▶ [Rows from a figure dataset]
****************
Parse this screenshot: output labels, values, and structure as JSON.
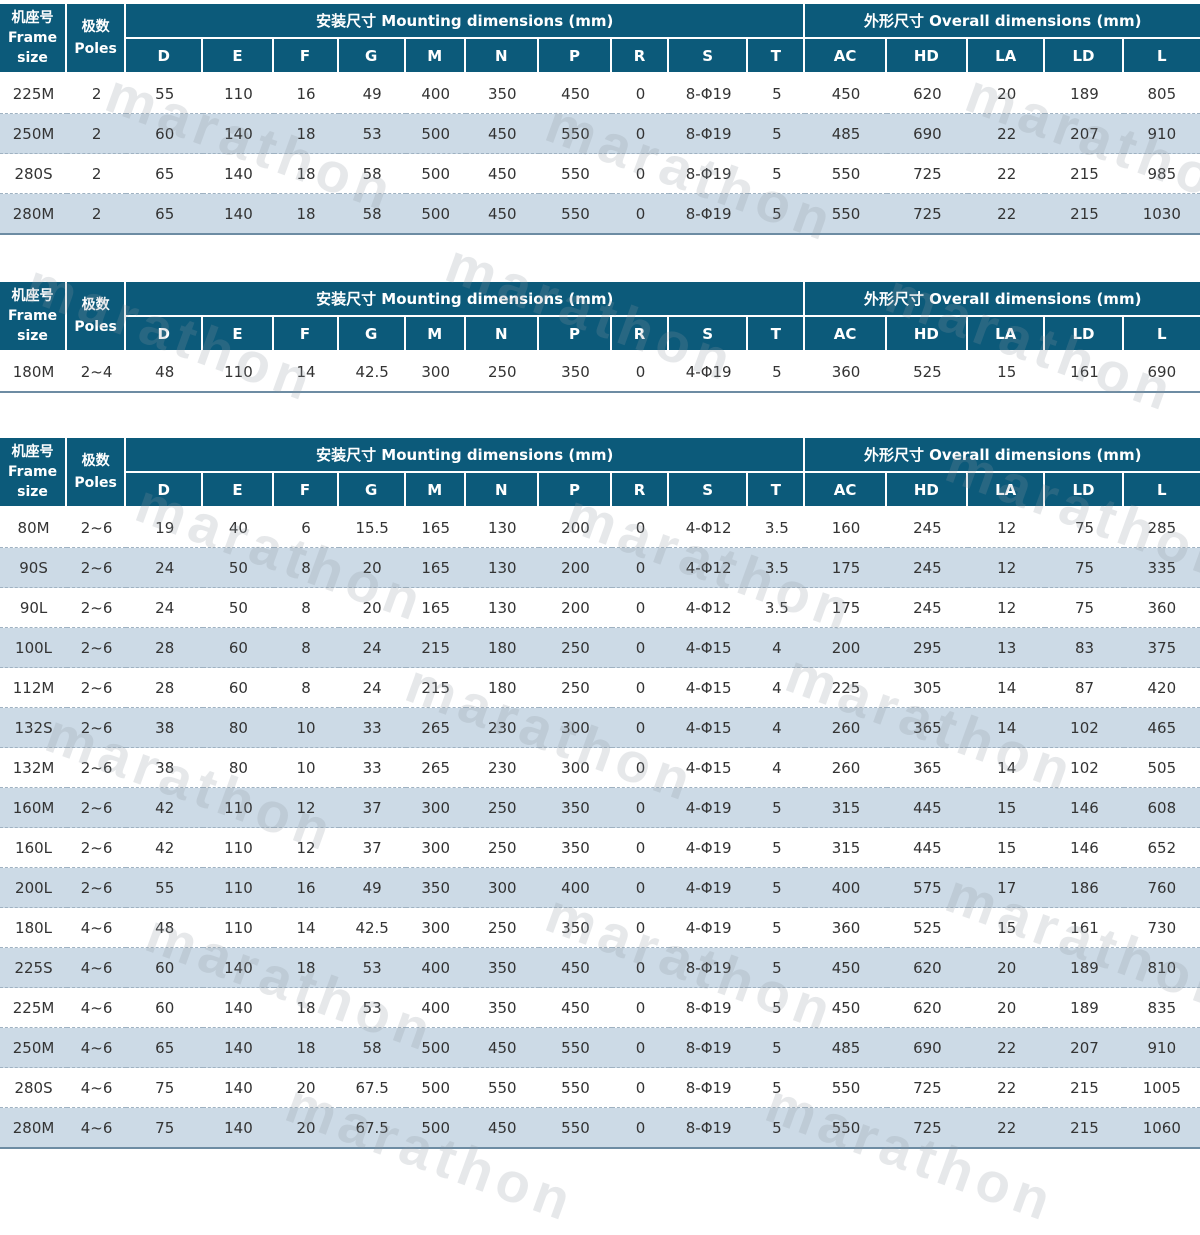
{
  "header": {
    "frame_cn": "机座号",
    "frame_en_1": "Frame",
    "frame_en_2": "size",
    "poles_cn": "极数",
    "poles_en": "Poles",
    "mounting_group": "安装尺寸 Mounting dimensions (mm)",
    "overall_group": "外形尺寸 Overall dimensions (mm)",
    "columns": [
      "D",
      "E",
      "F",
      "G",
      "M",
      "N",
      "P",
      "R",
      "S",
      "T",
      "AC",
      "HD",
      "LA",
      "LD",
      "L"
    ]
  },
  "tables": [
    {
      "rows": [
        [
          "225M",
          "2",
          "55",
          "110",
          "16",
          "49",
          "400",
          "350",
          "450",
          "0",
          "8-Φ19",
          "5",
          "450",
          "620",
          "20",
          "189",
          "805"
        ],
        [
          "250M",
          "2",
          "60",
          "140",
          "18",
          "53",
          "500",
          "450",
          "550",
          "0",
          "8-Φ19",
          "5",
          "485",
          "690",
          "22",
          "207",
          "910"
        ],
        [
          "280S",
          "2",
          "65",
          "140",
          "18",
          "58",
          "500",
          "450",
          "550",
          "0",
          "8-Φ19",
          "5",
          "550",
          "725",
          "22",
          "215",
          "985"
        ],
        [
          "280M",
          "2",
          "65",
          "140",
          "18",
          "58",
          "500",
          "450",
          "550",
          "0",
          "8-Φ19",
          "5",
          "550",
          "725",
          "22",
          "215",
          "1030"
        ]
      ]
    },
    {
      "rows": [
        [
          "180M",
          "2~4",
          "48",
          "110",
          "14",
          "42.5",
          "300",
          "250",
          "350",
          "0",
          "4-Φ19",
          "5",
          "360",
          "525",
          "15",
          "161",
          "690"
        ]
      ]
    },
    {
      "rows": [
        [
          "80M",
          "2~6",
          "19",
          "40",
          "6",
          "15.5",
          "165",
          "130",
          "200",
          "0",
          "4-Φ12",
          "3.5",
          "160",
          "245",
          "12",
          "75",
          "285"
        ],
        [
          "90S",
          "2~6",
          "24",
          "50",
          "8",
          "20",
          "165",
          "130",
          "200",
          "0",
          "4-Φ12",
          "3.5",
          "175",
          "245",
          "12",
          "75",
          "335"
        ],
        [
          "90L",
          "2~6",
          "24",
          "50",
          "8",
          "20",
          "165",
          "130",
          "200",
          "0",
          "4-Φ12",
          "3.5",
          "175",
          "245",
          "12",
          "75",
          "360"
        ],
        [
          "100L",
          "2~6",
          "28",
          "60",
          "8",
          "24",
          "215",
          "180",
          "250",
          "0",
          "4-Φ15",
          "4",
          "200",
          "295",
          "13",
          "83",
          "375"
        ],
        [
          "112M",
          "2~6",
          "28",
          "60",
          "8",
          "24",
          "215",
          "180",
          "250",
          "0",
          "4-Φ15",
          "4",
          "225",
          "305",
          "14",
          "87",
          "420"
        ],
        [
          "132S",
          "2~6",
          "38",
          "80",
          "10",
          "33",
          "265",
          "230",
          "300",
          "0",
          "4-Φ15",
          "4",
          "260",
          "365",
          "14",
          "102",
          "465"
        ],
        [
          "132M",
          "2~6",
          "38",
          "80",
          "10",
          "33",
          "265",
          "230",
          "300",
          "0",
          "4-Φ15",
          "4",
          "260",
          "365",
          "14",
          "102",
          "505"
        ],
        [
          "160M",
          "2~6",
          "42",
          "110",
          "12",
          "37",
          "300",
          "250",
          "350",
          "0",
          "4-Φ19",
          "5",
          "315",
          "445",
          "15",
          "146",
          "608"
        ],
        [
          "160L",
          "2~6",
          "42",
          "110",
          "12",
          "37",
          "300",
          "250",
          "350",
          "0",
          "4-Φ19",
          "5",
          "315",
          "445",
          "15",
          "146",
          "652"
        ],
        [
          "200L",
          "2~6",
          "55",
          "110",
          "16",
          "49",
          "350",
          "300",
          "400",
          "0",
          "4-Φ19",
          "5",
          "400",
          "575",
          "17",
          "186",
          "760"
        ],
        [
          "180L",
          "4~6",
          "48",
          "110",
          "14",
          "42.5",
          "300",
          "250",
          "350",
          "0",
          "4-Φ19",
          "5",
          "360",
          "525",
          "15",
          "161",
          "730"
        ],
        [
          "225S",
          "4~6",
          "60",
          "140",
          "18",
          "53",
          "400",
          "350",
          "450",
          "0",
          "8-Φ19",
          "5",
          "450",
          "620",
          "20",
          "189",
          "810"
        ],
        [
          "225M",
          "4~6",
          "60",
          "140",
          "18",
          "53",
          "400",
          "350",
          "450",
          "0",
          "8-Φ19",
          "5",
          "450",
          "620",
          "20",
          "189",
          "835"
        ],
        [
          "250M",
          "4~6",
          "65",
          "140",
          "18",
          "58",
          "500",
          "450",
          "550",
          "0",
          "8-Φ19",
          "5",
          "485",
          "690",
          "22",
          "207",
          "910"
        ],
        [
          "280S",
          "4~6",
          "75",
          "140",
          "20",
          "67.5",
          "500",
          "550",
          "550",
          "0",
          "8-Φ19",
          "5",
          "550",
          "725",
          "22",
          "215",
          "1005"
        ],
        [
          "280M",
          "4~6",
          "75",
          "140",
          "20",
          "67.5",
          "500",
          "450",
          "550",
          "0",
          "8-Φ19",
          "5",
          "550",
          "725",
          "22",
          "215",
          "1060"
        ]
      ]
    }
  ],
  "watermark": {
    "text": "marathon",
    "color": "#8c96a0"
  }
}
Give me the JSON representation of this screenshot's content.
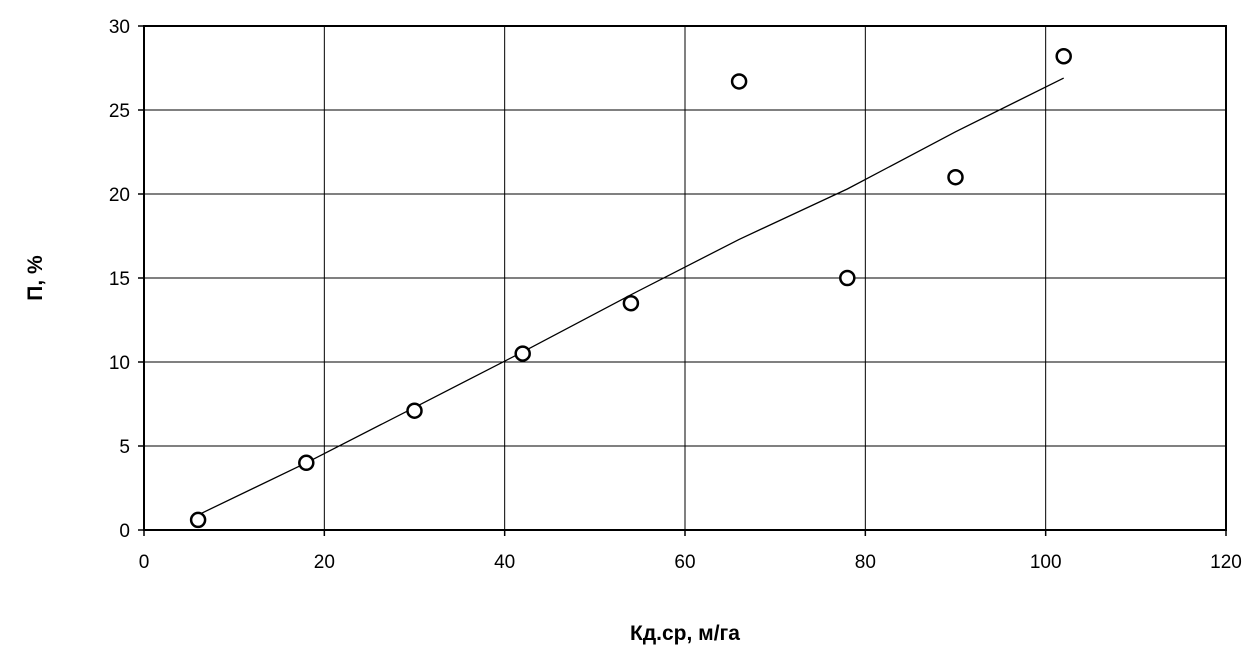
{
  "chart_data": {
    "type": "scatter",
    "title": "",
    "xlabel": "Кд.ср, м/га",
    "ylabel": "П, %",
    "xlim": [
      0,
      120
    ],
    "ylim": [
      0,
      30
    ],
    "x_ticks": [
      0,
      20,
      40,
      60,
      80,
      100,
      120
    ],
    "y_ticks": [
      0,
      5,
      10,
      15,
      20,
      25,
      30
    ],
    "x_tick_labels": [
      "0",
      "20",
      "40",
      "60",
      "80",
      "100",
      "120"
    ],
    "y_tick_labels": [
      "0",
      "5",
      "10",
      "15",
      "20",
      "25",
      "30"
    ],
    "grid": true,
    "legend": "none",
    "series": [
      {
        "kind": "markers",
        "marker": "open-circle",
        "color": "#000000",
        "points": [
          {
            "x": 6,
            "y": 0.6
          },
          {
            "x": 18,
            "y": 4.0
          },
          {
            "x": 30,
            "y": 7.1
          },
          {
            "x": 42,
            "y": 10.5
          },
          {
            "x": 54,
            "y": 13.5
          },
          {
            "x": 66,
            "y": 26.7
          },
          {
            "x": 78,
            "y": 15.0
          },
          {
            "x": 90,
            "y": 21.0
          },
          {
            "x": 102,
            "y": 28.2
          }
        ]
      },
      {
        "kind": "trend-line",
        "color": "#000000",
        "points": [
          {
            "x": 6,
            "y": 0.9
          },
          {
            "x": 18,
            "y": 4.0
          },
          {
            "x": 30,
            "y": 7.3
          },
          {
            "x": 42,
            "y": 10.6
          },
          {
            "x": 54,
            "y": 14.0
          },
          {
            "x": 66,
            "y": 17.3
          },
          {
            "x": 78,
            "y": 20.3
          },
          {
            "x": 90,
            "y": 23.7
          },
          {
            "x": 102,
            "y": 26.9
          }
        ]
      }
    ]
  }
}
****************
▶ [What you have to do]
Copy out every line of the data that includes "dimensions".

▶ [Response to this task]
    "mounting_group": "安装尺寸 Mounting dimensions (mm)",
    "overall_group": "外形尺寸 Overall dimensions (mm)",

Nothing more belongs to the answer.